▸ **Supplied passage**
** Begin **

Intel Brings Thunderbolt To The CPU, Gives It Away

  • Thread starter Thread starter Guest
  • Start date Start date
Status
Not open for further replies.
Since it doesn't sound like they're opening the specification and just making it royalty free I don't think AMD would be too happy to do the same with integrating the controller on the CPU die. It sounds like Intel will have full control over future changes to the specification which I could very well see playing out as a disadvantage for AMD down the road if they sought to seriously adopt and integrate the specification into their own architecture.
 
We need TB4. TB3 does not support DP1.3 or HDMI 2.1.
What we need is PCI-E 4.0 with TB4. This should have enough bandwidth for HDMI 2.1 and DP 1.5.
 
Too little too late.
By the time this get's integrated, PCI-E 4.0 will be out.
As TB3 can't support DP 1.3, 1.4, 1.5 and HDMI 2.1, TB4 will be required for future 10bit HDR 5K and 8K displays.
 
Are You Seriously saing just because Apple fucked USB we all need to follow? As far as I know they are the only idiots that fight against a Universal Standard that made your life simple.
 


The article discussed Thunderbolt's superior functionality to USB. It also mentioned cross compatible USB / Thunderbolt type C ports.
It sounds to me like Thunderbolt may be the future of external busses. I wouldn't say that's a technology only an idiot would adopt.
 
I bought a brand new laptop that has one of these Thunderbolt 3 ports only to find out the OEM intentionally degraded its performance. The port runs at 20 Gb/s (2x mode rather than 4x mode) -- half the speed it should be doing. Worse, most laptops are using this same configuration leading to heavy confusion for users and a degradation of the Thunderbolt name. Intel and OEMs need to stop pulling crap like this. If you're going to advertise 40 Gb/s everywhere then the port better actually run at 40 Gb/s!
 
Ah, so they finally somewhat wised up. When people weren't willing to pay $25 per controller (yep, that was the price of a thunderbolt 1 controller), and when the market started adopting an open and quite capable standard (usb 3.1), then they finally start seeing the light and start trying to open up the protocol. As usual, Intel can shove it for crap like this, especially if they don't actually open up the development of it and instead make everyone follow whatever guidelines they set.

** End **

▸ **Set exercise a**
Collect every line of the entries that contains the string "area".
The Thunderbolt discussion and the entries were taken from unrelated sources.

▸ **Input data**
** Begin **

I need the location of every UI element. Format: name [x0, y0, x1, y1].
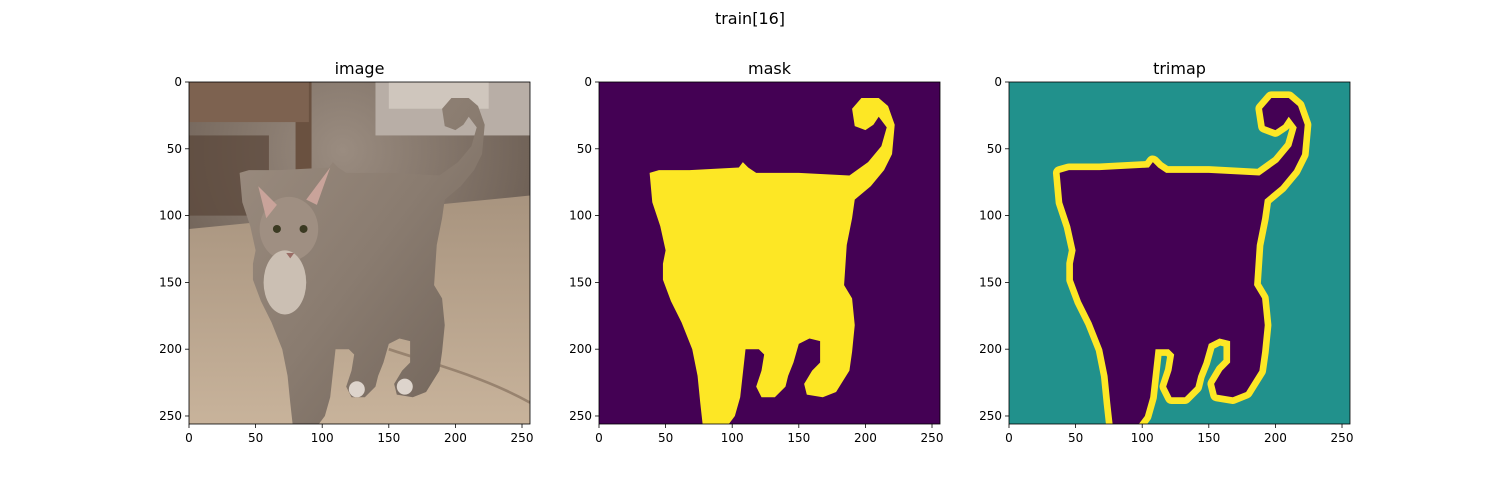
- panel-title-image: image: [335, 59, 385, 78]
- x-tick-label: 250: [1331, 431, 1354, 445]
- photo-cat-paw-1: [348, 381, 365, 398]
- x-tick-label: 200: [444, 431, 467, 445]
- x-tick-label: 0: [1005, 431, 1013, 445]
- x-tick-label: 50: [1068, 431, 1083, 445]
- y-tick-label: 100: [569, 209, 592, 223]
- x-tick-label: 100: [721, 431, 744, 445]
- y-tick-label: 200: [159, 342, 182, 356]
- photo-cat-chest: [263, 250, 307, 315]
- y-tick-label: 50: [987, 142, 1002, 156]
- y-tick-label: 0: [174, 75, 182, 89]
- x-tick-label: 150: [787, 431, 810, 445]
- y-tick-label: 250: [159, 409, 182, 423]
- y-tick-label: 150: [569, 275, 592, 289]
- y-tick-label: 150: [979, 275, 1002, 289]
- y-tick-label: 250: [569, 409, 592, 423]
- x-tick-label: 100: [311, 431, 334, 445]
- panel-image: image: [159, 59, 533, 445]
- figure-suptitle: train[16]: [715, 9, 785, 28]
- y-tick-label: 0: [584, 75, 592, 89]
- photo-cat-head: [259, 196, 319, 262]
- panel-title-mask: mask: [748, 59, 792, 78]
- y-tick-label: 100: [979, 209, 1002, 223]
- x-tick-label: 200: [854, 431, 877, 445]
- y-tick-label: 200: [569, 342, 592, 356]
- x-tick-label: 50: [658, 431, 673, 445]
- image-plot-area: [189, 82, 530, 424]
- x-tick-label: 100: [1131, 431, 1154, 445]
- trimap-plot-area: [1009, 82, 1350, 424]
- x-tick-label: 250: [921, 431, 944, 445]
- mask-axes-frame: [598, 81, 941, 425]
- photo-chair: [189, 82, 309, 123]
- x-tick-label: 250: [511, 431, 534, 445]
- panel-title-trimap: trimap: [1153, 59, 1206, 78]
- x-tick-label: 50: [248, 431, 263, 445]
- x-tick-label: 150: [1197, 431, 1220, 445]
- photo-cat-eye-left: [272, 224, 281, 233]
- photo-cat-nose: [286, 253, 295, 259]
- photo-cat-ear-left: [258, 186, 277, 219]
- y-tick-label: 200: [979, 342, 1002, 356]
- trimap-axes-frame: [1008, 81, 1351, 425]
- photo-cat-eye-right: [299, 224, 308, 233]
- y-tick-label: 150: [159, 275, 182, 289]
- x-tick-label: 0: [185, 431, 193, 445]
- photo-carpet-crease: [388, 347, 530, 404]
- photo-cat-paw-2: [396, 378, 413, 395]
- mask-plot-area: [599, 82, 940, 424]
- x-tick-label: 150: [377, 431, 400, 445]
- y-tick-label: 0: [994, 75, 1002, 89]
- y-tick-label: 50: [167, 142, 182, 156]
- y-tick-label: 250: [979, 409, 1002, 423]
- y-tick-label: 50: [577, 142, 592, 156]
- photo-cat-ear-right: [306, 167, 331, 205]
- image-axes-frame: [188, 81, 531, 425]
- y-tick-label: 100: [159, 209, 182, 223]
- x-tick-label: 0: [595, 431, 603, 445]
- x-tick-label: 200: [1264, 431, 1287, 445]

** End **

▸ **Set exercise b**
Write out everything in the Thunderbolt discussion from "Ah, so they" down to "guidelines they set.", switching each "controller" to "chip".

▸ **Answer a**
- image-plot-area: [189, 82, 530, 424]
- trimap-plot-area: [1009, 82, 1350, 424]
- mask-plot-area: [599, 82, 940, 424]

▸ **Answer b**
Ah, so they finally somewhat wised up. When people weren't willing to pay $25 per chip (yep, that was the price of a thunderbolt 1 chip), and when the market started adopting an open and quite capable standard (usb 3.1), then they finally start seeing the light and start trying to open up the protocol. As usual, Intel can shove it for crap like this, especially if they don't actually open up the development of it and instead make everyone follow whatever guidelines they set.